EXERCISE INSTRUCTIONS
Output only the lines from the one holding "What data populates" to the end of the data below, please, copied exactly.

ENTRIES
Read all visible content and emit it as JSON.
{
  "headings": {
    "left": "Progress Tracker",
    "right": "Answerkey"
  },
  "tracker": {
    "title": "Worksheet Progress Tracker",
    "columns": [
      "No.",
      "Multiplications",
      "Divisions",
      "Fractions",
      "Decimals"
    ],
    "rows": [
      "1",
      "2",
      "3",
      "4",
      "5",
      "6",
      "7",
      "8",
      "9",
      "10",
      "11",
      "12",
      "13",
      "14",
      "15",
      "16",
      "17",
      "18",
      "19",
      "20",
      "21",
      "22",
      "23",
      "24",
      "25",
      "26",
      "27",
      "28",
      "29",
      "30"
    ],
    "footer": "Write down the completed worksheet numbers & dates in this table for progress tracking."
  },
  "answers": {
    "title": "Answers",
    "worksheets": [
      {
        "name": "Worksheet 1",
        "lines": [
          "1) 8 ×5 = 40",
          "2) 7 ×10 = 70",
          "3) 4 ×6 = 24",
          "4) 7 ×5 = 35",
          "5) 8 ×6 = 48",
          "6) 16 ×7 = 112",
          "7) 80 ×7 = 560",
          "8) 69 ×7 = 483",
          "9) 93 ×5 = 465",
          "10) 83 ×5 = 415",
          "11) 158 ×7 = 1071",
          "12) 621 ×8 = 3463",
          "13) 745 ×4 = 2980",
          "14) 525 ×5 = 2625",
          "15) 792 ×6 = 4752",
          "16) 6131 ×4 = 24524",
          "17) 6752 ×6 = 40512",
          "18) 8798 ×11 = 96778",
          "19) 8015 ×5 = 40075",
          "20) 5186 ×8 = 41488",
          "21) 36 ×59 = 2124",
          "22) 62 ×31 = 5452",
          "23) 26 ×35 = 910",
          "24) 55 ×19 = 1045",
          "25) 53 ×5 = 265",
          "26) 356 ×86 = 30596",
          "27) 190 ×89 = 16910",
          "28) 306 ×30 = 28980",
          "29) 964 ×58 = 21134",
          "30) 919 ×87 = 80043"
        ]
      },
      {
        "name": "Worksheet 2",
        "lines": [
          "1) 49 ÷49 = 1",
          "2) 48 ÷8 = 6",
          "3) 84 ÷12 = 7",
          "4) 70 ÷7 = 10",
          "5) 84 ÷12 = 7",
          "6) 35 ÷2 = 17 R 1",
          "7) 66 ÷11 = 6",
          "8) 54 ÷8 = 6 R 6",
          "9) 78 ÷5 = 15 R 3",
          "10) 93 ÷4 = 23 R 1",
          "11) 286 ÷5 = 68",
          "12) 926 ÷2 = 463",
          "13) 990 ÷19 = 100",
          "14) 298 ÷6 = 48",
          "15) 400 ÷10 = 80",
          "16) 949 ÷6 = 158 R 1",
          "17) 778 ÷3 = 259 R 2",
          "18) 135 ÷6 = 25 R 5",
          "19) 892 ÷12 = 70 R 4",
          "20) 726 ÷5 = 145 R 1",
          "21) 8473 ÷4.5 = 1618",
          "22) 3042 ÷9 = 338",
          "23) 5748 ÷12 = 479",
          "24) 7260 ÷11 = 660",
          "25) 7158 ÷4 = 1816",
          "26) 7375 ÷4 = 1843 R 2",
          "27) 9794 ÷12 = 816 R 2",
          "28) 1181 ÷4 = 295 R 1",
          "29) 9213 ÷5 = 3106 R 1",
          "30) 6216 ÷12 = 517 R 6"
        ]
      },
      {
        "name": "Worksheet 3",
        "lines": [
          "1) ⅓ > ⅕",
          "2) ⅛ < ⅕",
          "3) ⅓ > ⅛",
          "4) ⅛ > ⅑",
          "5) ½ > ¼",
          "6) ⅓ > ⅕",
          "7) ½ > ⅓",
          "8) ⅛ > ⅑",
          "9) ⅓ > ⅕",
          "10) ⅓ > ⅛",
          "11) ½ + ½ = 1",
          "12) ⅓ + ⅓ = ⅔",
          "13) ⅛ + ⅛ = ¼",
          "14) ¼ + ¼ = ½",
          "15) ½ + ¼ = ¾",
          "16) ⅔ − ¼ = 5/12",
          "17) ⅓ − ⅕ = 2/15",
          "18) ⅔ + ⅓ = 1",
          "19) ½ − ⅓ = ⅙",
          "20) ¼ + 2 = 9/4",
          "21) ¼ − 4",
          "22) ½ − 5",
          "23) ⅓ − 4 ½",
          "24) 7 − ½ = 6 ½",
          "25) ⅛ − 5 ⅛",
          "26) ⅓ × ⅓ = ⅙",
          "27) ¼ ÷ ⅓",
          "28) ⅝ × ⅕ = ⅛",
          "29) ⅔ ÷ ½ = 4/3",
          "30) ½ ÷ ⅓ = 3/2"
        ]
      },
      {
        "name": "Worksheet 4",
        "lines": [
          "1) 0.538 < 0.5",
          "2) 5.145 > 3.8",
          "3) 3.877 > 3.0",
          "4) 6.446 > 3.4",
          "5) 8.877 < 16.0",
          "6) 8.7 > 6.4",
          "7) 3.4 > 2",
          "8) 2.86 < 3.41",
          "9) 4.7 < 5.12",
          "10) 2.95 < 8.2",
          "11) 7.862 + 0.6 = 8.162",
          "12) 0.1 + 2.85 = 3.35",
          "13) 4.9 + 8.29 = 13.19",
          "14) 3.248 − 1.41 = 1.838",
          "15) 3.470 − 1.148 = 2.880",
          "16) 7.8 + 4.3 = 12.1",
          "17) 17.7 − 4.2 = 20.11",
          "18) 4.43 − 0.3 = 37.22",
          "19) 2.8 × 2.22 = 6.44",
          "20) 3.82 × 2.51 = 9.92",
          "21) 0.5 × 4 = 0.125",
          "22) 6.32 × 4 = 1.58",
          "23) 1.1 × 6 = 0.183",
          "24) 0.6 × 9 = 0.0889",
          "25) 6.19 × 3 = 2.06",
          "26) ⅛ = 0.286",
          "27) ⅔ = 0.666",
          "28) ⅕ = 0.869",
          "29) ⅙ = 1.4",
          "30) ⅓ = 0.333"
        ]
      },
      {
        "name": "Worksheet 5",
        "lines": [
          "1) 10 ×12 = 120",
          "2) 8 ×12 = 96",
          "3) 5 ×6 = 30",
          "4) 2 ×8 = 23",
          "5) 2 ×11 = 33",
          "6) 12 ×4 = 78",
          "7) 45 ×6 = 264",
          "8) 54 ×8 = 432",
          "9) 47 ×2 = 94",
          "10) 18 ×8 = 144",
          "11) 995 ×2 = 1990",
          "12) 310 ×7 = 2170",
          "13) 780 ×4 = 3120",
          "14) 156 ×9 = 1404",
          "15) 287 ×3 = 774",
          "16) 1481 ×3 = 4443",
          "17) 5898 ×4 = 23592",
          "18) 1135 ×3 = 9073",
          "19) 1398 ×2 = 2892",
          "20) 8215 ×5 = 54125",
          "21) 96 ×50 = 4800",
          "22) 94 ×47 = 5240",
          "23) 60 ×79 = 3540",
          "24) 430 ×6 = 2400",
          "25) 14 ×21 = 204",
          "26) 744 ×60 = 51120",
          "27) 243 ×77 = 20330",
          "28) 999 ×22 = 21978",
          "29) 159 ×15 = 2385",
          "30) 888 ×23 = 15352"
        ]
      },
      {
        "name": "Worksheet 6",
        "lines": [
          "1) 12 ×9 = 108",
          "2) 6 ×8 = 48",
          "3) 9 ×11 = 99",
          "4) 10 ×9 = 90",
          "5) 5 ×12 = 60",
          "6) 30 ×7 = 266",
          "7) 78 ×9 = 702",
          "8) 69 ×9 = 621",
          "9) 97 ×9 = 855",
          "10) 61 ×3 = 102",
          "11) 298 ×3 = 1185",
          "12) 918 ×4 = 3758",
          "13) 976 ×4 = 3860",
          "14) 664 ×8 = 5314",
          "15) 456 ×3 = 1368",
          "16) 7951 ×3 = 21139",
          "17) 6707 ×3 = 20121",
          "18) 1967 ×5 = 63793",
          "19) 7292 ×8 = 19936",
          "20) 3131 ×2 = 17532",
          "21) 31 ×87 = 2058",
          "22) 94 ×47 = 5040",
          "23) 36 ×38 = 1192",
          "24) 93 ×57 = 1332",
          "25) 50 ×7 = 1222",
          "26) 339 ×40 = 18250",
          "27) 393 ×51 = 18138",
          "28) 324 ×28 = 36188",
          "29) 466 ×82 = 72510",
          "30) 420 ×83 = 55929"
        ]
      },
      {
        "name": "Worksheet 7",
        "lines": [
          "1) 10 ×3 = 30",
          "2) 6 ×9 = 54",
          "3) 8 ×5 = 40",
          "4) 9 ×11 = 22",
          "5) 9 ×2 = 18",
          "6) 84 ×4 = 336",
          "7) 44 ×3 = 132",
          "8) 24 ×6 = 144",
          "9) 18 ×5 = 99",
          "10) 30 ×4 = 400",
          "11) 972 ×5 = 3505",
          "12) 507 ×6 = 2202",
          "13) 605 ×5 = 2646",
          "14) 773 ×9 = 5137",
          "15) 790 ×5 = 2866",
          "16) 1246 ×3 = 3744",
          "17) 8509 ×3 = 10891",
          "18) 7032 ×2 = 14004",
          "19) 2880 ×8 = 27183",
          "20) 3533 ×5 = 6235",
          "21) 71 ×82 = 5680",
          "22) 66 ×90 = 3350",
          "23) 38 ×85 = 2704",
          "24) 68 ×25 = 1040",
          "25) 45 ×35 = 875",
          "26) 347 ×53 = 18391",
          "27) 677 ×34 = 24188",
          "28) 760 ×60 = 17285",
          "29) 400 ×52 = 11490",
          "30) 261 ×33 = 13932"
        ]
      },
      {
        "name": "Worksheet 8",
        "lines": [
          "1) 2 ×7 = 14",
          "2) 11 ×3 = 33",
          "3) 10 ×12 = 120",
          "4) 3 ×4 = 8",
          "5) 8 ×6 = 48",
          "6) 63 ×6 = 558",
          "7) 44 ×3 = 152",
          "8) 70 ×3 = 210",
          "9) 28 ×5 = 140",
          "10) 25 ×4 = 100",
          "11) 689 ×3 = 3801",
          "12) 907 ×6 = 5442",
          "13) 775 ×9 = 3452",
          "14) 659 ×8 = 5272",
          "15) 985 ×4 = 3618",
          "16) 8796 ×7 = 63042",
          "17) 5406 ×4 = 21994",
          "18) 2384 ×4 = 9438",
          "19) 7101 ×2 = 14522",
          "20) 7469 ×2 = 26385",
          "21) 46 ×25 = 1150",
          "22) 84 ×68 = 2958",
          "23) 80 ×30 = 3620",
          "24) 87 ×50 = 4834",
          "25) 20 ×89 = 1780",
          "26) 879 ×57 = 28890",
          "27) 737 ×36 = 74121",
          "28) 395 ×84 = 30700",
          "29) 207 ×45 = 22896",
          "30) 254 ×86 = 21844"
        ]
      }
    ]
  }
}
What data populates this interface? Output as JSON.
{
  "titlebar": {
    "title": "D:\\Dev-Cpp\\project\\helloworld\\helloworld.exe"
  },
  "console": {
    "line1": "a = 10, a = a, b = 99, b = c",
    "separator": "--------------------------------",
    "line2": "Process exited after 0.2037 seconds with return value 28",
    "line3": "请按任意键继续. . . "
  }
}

WORKED ANSWER
What data populates this interface? Output as JSON.
{
  "titlebar": {
    "title": "D:\\Dev-Cpp\\project\\helloworld\\helloworld.exe"
  },
  "console": {
    "line1": "a = 10, a = a, b = 99, b = c",
    "separator": "--------------------------------",
    "line2": "Process exited after 0.2037 seconds with return value 28",
    "line3": "请按任意键继续. . . "
  }
}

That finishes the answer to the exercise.